__Stated problem a__. Reproduce a piece of the Walt Disney article word for word. Begin at the words "If you traveled" and stop after "real life stories.".

__Source passage__.

Document details

The Father Of Mickey Mouse

The early life of Walt Disney and how he came to create his world-famous animated characters

If you traveled to Pakistan or possibly Timbuctoo you could probably meet a few people who have never heard of Mickey Mouse or Donald Duck. But you'd really have to work very hard to find them. However, even those of us who have followed the adventures of Mickey and Donald for many years know litle about their ereator. The Disney characters are so real to us all that we often forget they are the lively figments of one man's imagination.

HOW Mickey Mouse grew from a shy little cartoon character to a world-famous figure is one of the most amazing real life stories.

It is the story of Walt Disney and how he created Mickey and other movie fable heroes beloved by boys and girls and their families in our own and many other lands.

__Dataset content__.
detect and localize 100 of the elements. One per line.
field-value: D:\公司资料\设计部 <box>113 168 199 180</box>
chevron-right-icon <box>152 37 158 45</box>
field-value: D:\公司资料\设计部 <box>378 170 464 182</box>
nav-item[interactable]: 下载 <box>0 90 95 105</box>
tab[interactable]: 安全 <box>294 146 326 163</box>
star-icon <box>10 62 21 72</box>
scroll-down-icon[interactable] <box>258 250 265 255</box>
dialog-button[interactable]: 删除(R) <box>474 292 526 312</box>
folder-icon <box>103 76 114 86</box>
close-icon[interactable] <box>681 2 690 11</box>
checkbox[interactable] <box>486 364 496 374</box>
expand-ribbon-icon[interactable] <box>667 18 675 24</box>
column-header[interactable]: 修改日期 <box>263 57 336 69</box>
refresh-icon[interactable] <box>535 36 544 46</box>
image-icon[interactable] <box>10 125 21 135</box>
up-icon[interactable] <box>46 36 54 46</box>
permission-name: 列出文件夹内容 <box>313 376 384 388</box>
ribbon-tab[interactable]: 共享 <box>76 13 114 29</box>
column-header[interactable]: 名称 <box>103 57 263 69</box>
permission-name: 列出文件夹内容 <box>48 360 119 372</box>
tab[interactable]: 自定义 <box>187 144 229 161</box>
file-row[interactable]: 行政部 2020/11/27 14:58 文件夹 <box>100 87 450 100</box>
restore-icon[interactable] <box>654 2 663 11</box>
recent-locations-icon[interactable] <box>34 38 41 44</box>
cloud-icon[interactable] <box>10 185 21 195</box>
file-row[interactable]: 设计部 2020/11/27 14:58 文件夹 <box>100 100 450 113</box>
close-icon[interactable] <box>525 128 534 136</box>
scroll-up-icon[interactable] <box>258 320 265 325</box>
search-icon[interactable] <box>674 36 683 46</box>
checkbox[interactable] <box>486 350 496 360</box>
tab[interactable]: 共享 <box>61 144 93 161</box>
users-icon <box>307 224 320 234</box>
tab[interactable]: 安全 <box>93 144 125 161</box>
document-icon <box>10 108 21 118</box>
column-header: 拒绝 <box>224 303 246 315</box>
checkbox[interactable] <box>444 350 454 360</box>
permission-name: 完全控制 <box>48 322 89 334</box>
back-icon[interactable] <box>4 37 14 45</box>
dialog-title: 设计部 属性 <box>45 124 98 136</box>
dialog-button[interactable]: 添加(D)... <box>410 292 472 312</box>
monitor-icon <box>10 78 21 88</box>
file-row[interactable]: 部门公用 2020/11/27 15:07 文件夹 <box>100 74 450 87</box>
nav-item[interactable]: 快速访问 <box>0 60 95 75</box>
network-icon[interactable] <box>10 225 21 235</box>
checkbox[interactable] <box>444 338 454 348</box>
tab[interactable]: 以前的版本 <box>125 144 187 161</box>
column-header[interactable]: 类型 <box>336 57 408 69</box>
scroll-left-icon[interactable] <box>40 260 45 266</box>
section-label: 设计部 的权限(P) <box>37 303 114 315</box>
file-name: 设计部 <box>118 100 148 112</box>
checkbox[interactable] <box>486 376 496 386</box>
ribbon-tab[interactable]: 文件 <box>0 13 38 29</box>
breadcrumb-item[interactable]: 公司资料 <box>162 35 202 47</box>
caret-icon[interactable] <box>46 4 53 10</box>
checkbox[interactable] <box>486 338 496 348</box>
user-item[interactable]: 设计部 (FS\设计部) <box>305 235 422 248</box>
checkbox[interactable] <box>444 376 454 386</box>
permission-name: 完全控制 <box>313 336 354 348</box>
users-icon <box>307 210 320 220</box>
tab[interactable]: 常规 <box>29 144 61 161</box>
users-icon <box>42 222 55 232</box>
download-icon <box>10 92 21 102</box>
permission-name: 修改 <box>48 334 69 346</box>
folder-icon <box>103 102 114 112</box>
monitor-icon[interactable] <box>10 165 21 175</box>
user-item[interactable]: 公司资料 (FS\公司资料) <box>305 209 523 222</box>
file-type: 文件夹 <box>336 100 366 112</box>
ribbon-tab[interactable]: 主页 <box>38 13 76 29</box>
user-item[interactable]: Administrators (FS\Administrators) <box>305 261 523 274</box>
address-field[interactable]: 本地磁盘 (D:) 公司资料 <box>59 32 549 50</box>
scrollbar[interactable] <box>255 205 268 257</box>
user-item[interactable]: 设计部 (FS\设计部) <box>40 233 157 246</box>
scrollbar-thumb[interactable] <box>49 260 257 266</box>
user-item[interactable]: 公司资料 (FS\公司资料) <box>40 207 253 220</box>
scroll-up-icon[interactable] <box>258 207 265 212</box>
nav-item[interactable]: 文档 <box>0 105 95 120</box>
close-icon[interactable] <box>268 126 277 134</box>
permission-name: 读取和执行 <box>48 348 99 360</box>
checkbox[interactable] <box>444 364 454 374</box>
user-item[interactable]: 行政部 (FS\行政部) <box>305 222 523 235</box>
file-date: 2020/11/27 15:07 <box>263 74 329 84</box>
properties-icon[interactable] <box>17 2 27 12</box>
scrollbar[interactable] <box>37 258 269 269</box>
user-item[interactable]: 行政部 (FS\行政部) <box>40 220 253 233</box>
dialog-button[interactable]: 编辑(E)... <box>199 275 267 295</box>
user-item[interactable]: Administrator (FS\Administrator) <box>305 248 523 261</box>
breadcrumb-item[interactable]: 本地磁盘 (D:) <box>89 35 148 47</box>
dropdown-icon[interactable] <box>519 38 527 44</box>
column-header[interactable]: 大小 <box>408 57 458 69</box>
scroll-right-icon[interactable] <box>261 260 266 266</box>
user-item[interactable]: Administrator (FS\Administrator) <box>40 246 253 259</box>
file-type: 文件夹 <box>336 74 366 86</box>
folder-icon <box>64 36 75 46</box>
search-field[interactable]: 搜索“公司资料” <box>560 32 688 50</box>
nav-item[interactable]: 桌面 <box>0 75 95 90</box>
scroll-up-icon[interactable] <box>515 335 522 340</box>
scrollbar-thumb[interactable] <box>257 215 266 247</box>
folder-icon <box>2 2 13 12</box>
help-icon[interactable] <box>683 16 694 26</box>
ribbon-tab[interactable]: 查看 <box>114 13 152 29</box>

__Stated problem b__. Swap "column-header" for "table-heading" in the listing, from its first line through the line that has "nav-item[interactable]: 快速访问 <box>0", and keep everything else the same. Give back only those lines.

__Answer a__.
If you traveled to Pakistan or possibly Timbuctoo you could probably meet a few people who have never heard of Mickey Mouse or Donald Duck. But you'd really have to work very hard to find them. However, even those of us who have followed the adventures of Mickey and Donald for many years know litle about their ereator. The Disney characters are so real to us all that we often forget they are the lively figments of one man's imagination.

HOW Mickey Mouse grew from a shy little cartoon character to a world-famous figure is one of the most amazing real life stories.

__Answer b__.
detect and localize 100 of the elements. One per line.
field-value: D:\公司资料\设计部 <box>113 168 199 180</box>
chevron-right-icon <box>152 37 158 45</box>
field-value: D:\公司资料\设计部 <box>378 170 464 182</box>
nav-item[interactable]: 下载 <box>0 90 95 105</box>
tab[interactable]: 安全 <box>294 146 326 163</box>
star-icon <box>10 62 21 72</box>
scroll-down-icon[interactable] <box>258 250 265 255</box>
dialog-button[interactable]: 删除(R) <box>474 292 526 312</box>
folder-icon <box>103 76 114 86</box>
close-icon[interactable] <box>681 2 690 11</box>
checkbox[interactable] <box>486 364 496 374</box>
expand-ribbon-icon[interactable] <box>667 18 675 24</box>
table-heading[interactable]: 修改日期 <box>263 57 336 69</box>
refresh-icon[interactable] <box>535 36 544 46</box>
image-icon[interactable] <box>10 125 21 135</box>
up-icon[interactable] <box>46 36 54 46</box>
permission-name: 列出文件夹内容 <box>313 376 384 388</box>
ribbon-tab[interactable]: 共享 <box>76 13 114 29</box>
table-heading[interactable]: 名称 <box>103 57 263 69</box>
permission-name: 列出文件夹内容 <box>48 360 119 372</box>
tab[interactable]: 自定义 <box>187 144 229 161</box>
file-row[interactable]: 行政部 2020/11/27 14:58 文件夹 <box>100 87 450 100</box>
restore-icon[interactable] <box>654 2 663 11</box>
recent-locations-icon[interactable] <box>34 38 41 44</box>
cloud-icon[interactable] <box>10 185 21 195</box>
file-row[interactable]: 设计部 2020/11/27 14:58 文件夹 <box>100 100 450 113</box>
close-icon[interactable] <box>525 128 534 136</box>
scroll-up-icon[interactable] <box>258 320 265 325</box>
search-icon[interactable] <box>674 36 683 46</box>
checkbox[interactable] <box>486 350 496 360</box>
tab[interactable]: 共享 <box>61 144 93 161</box>
users-icon <box>307 224 320 234</box>
tab[interactable]: 安全 <box>93 144 125 161</box>
document-icon <box>10 108 21 118</box>
table-heading: 拒绝 <box>224 303 246 315</box>
checkbox[interactable] <box>444 350 454 360</box>
permission-name: 完全控制 <box>48 322 89 334</box>
back-icon[interactable] <box>4 37 14 45</box>
dialog-title: 设计部 属性 <box>45 124 98 136</box>
dialog-button[interactable]: 添加(D)... <box>410 292 472 312</box>
monitor-icon <box>10 78 21 88</box>
file-row[interactable]: 部门公用 2020/11/27 15:07 文件夹 <box>100 74 450 87</box>
nav-item[interactable]: 快速访问 <box>0 60 95 75</box>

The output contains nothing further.